## Aim of the task:
Answer with a single number: how many lines in the listing below include "Senior"?

** Begin Data to use **

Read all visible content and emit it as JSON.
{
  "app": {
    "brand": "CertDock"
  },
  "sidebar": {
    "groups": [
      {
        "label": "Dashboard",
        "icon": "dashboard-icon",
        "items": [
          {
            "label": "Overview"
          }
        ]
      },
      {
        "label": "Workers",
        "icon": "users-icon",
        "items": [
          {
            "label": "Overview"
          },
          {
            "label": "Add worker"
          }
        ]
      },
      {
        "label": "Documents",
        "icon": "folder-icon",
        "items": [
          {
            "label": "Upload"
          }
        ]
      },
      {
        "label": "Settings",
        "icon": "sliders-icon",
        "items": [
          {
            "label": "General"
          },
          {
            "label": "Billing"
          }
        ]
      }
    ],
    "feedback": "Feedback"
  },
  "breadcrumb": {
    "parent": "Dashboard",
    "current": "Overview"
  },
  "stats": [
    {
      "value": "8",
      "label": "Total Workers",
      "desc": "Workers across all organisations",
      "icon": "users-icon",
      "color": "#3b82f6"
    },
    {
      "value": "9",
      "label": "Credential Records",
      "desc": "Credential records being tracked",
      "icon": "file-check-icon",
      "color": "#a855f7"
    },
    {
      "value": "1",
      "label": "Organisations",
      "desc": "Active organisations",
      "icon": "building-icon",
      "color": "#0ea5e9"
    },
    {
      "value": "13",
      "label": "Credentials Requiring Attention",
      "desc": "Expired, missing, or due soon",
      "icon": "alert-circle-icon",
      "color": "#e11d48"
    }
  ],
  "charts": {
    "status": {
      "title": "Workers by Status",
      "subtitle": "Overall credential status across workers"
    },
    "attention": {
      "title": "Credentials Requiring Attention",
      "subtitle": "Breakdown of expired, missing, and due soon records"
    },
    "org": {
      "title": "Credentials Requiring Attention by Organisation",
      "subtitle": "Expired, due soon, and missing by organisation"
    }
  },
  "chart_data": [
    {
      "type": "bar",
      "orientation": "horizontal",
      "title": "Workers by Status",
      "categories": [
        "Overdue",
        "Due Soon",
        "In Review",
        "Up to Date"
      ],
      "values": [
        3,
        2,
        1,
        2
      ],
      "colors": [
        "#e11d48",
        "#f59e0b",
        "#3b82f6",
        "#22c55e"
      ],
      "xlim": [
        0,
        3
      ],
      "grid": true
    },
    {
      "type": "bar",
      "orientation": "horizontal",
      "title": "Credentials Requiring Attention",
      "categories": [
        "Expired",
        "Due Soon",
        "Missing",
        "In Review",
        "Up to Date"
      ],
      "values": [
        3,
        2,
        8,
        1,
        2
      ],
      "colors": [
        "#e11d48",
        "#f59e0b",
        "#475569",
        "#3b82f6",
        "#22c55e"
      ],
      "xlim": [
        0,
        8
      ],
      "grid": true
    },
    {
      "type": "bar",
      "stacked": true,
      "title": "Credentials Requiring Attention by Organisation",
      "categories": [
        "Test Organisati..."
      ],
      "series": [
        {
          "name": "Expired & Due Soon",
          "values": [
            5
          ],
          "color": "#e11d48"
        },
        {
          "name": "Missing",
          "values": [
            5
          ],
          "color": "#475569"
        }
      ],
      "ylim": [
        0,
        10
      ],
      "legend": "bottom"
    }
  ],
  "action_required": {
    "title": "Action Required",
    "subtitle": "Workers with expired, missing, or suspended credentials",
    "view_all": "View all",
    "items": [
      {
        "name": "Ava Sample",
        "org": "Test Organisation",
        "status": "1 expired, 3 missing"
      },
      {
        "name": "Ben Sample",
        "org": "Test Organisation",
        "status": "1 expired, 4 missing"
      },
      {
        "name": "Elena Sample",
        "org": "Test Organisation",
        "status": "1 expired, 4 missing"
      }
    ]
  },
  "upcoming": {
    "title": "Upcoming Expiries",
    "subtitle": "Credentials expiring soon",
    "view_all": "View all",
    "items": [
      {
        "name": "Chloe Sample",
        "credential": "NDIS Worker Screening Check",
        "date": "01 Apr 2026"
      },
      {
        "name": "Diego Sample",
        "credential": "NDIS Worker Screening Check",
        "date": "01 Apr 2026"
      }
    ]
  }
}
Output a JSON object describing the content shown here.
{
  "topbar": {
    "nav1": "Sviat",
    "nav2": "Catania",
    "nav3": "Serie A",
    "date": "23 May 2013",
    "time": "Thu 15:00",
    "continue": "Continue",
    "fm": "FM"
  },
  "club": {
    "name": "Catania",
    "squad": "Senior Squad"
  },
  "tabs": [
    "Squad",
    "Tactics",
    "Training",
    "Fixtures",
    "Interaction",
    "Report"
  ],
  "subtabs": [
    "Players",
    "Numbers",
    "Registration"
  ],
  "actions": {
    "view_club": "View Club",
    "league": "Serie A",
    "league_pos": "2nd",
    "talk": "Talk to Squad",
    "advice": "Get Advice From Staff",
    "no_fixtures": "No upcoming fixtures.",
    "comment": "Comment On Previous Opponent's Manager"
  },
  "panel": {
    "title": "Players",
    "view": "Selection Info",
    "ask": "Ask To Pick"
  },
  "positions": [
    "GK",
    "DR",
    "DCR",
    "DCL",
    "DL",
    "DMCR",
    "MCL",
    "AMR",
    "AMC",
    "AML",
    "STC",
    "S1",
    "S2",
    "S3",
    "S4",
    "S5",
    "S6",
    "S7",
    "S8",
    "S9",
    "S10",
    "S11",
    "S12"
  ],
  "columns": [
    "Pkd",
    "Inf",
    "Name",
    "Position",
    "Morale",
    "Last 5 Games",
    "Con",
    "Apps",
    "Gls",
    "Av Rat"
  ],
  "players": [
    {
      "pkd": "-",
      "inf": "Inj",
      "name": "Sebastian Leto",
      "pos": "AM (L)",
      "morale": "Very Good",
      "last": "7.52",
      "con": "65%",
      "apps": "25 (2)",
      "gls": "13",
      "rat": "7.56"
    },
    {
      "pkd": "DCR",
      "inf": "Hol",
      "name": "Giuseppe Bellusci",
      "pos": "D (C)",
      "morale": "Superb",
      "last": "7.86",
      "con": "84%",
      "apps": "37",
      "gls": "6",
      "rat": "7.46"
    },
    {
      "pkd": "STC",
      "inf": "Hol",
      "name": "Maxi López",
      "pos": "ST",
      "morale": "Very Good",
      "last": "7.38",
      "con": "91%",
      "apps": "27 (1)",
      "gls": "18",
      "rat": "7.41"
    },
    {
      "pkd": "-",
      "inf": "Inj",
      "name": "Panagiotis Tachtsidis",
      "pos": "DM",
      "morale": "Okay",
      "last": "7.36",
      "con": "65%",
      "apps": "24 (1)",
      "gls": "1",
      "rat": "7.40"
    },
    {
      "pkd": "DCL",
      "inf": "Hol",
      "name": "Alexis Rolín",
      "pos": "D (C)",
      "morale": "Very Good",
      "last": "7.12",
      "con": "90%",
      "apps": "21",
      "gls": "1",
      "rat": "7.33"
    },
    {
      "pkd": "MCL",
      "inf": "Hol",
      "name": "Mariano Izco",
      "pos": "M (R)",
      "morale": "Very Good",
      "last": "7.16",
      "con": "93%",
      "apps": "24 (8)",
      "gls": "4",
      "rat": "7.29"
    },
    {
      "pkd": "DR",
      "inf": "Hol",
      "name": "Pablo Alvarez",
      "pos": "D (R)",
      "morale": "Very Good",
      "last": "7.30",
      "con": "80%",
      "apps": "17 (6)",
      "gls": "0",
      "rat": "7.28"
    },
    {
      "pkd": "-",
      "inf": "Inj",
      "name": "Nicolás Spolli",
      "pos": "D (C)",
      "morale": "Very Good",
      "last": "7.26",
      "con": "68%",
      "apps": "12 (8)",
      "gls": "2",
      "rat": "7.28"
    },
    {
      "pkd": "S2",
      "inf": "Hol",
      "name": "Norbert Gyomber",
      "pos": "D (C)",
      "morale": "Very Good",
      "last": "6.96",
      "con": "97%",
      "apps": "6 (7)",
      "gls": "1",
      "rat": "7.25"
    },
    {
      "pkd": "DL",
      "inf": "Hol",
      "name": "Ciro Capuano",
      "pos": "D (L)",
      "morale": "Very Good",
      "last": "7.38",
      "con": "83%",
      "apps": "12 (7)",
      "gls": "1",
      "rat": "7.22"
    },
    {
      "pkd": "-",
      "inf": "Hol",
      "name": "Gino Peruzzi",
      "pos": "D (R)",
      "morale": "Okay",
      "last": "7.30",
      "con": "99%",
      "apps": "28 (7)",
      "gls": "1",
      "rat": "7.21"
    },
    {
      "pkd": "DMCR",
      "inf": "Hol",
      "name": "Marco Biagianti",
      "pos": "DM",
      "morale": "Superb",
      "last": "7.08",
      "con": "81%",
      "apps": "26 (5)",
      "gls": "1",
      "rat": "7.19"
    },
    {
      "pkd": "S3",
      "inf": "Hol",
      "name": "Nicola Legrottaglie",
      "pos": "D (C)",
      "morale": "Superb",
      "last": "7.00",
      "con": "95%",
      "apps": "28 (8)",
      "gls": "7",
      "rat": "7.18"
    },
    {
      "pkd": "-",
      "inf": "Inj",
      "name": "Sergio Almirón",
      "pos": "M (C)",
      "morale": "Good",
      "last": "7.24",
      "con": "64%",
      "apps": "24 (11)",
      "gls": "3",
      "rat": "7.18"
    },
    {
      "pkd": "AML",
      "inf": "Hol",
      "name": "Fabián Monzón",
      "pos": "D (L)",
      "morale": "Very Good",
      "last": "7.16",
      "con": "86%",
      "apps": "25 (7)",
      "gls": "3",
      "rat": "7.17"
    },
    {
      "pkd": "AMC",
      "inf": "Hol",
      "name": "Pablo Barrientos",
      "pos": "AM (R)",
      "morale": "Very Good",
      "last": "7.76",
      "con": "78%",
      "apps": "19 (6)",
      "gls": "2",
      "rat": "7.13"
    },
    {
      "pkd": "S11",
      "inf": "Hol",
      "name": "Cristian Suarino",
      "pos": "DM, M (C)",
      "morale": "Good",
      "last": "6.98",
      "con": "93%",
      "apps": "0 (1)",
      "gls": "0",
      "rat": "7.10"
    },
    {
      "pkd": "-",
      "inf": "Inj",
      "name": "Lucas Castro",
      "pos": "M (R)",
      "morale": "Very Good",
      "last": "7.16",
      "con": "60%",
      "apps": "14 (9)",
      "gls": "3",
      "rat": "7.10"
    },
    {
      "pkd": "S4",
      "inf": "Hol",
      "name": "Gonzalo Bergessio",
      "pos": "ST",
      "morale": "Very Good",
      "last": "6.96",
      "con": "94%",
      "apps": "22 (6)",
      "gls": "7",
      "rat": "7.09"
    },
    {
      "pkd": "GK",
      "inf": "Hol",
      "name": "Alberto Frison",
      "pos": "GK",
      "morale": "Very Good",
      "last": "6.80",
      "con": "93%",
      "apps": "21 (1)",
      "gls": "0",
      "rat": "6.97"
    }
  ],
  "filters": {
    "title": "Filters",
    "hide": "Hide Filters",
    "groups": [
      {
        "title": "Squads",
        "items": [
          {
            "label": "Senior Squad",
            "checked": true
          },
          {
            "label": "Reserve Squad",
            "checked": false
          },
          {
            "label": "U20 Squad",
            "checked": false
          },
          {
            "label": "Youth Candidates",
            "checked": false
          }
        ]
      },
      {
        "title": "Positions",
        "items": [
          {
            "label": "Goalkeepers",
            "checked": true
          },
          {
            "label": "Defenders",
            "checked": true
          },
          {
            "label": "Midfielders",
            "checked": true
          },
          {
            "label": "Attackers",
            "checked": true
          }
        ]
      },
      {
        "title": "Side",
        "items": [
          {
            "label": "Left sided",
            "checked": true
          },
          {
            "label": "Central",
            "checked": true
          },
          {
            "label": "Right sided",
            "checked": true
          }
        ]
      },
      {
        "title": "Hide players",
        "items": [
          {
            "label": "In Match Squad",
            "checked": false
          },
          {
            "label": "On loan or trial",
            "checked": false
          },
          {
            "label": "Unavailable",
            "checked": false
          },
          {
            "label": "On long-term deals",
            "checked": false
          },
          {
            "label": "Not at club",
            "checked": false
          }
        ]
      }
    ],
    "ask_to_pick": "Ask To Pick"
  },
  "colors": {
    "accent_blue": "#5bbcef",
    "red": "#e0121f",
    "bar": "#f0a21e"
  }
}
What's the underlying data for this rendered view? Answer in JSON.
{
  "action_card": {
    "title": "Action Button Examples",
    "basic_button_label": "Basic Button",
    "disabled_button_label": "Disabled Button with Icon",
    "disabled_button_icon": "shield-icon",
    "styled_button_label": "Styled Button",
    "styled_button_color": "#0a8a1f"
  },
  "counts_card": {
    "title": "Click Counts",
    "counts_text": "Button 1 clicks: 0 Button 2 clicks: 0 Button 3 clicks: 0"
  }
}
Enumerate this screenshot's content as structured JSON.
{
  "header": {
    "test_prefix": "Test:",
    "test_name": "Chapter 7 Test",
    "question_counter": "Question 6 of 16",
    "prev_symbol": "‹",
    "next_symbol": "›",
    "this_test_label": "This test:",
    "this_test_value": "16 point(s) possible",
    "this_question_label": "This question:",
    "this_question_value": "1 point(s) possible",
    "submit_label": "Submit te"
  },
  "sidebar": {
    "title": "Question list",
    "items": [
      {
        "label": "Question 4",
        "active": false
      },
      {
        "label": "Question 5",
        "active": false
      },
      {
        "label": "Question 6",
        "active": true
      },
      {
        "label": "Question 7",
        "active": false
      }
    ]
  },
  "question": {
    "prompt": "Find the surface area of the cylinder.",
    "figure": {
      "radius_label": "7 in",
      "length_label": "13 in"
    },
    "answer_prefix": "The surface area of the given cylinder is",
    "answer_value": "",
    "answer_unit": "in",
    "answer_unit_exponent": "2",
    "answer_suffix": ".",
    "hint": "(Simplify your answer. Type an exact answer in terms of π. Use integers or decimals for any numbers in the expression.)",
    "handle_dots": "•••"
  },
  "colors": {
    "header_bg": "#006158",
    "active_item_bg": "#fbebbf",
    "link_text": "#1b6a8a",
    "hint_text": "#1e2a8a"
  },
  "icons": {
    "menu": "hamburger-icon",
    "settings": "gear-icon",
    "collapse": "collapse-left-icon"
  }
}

** End Data to use **

## Solution to this problem:
2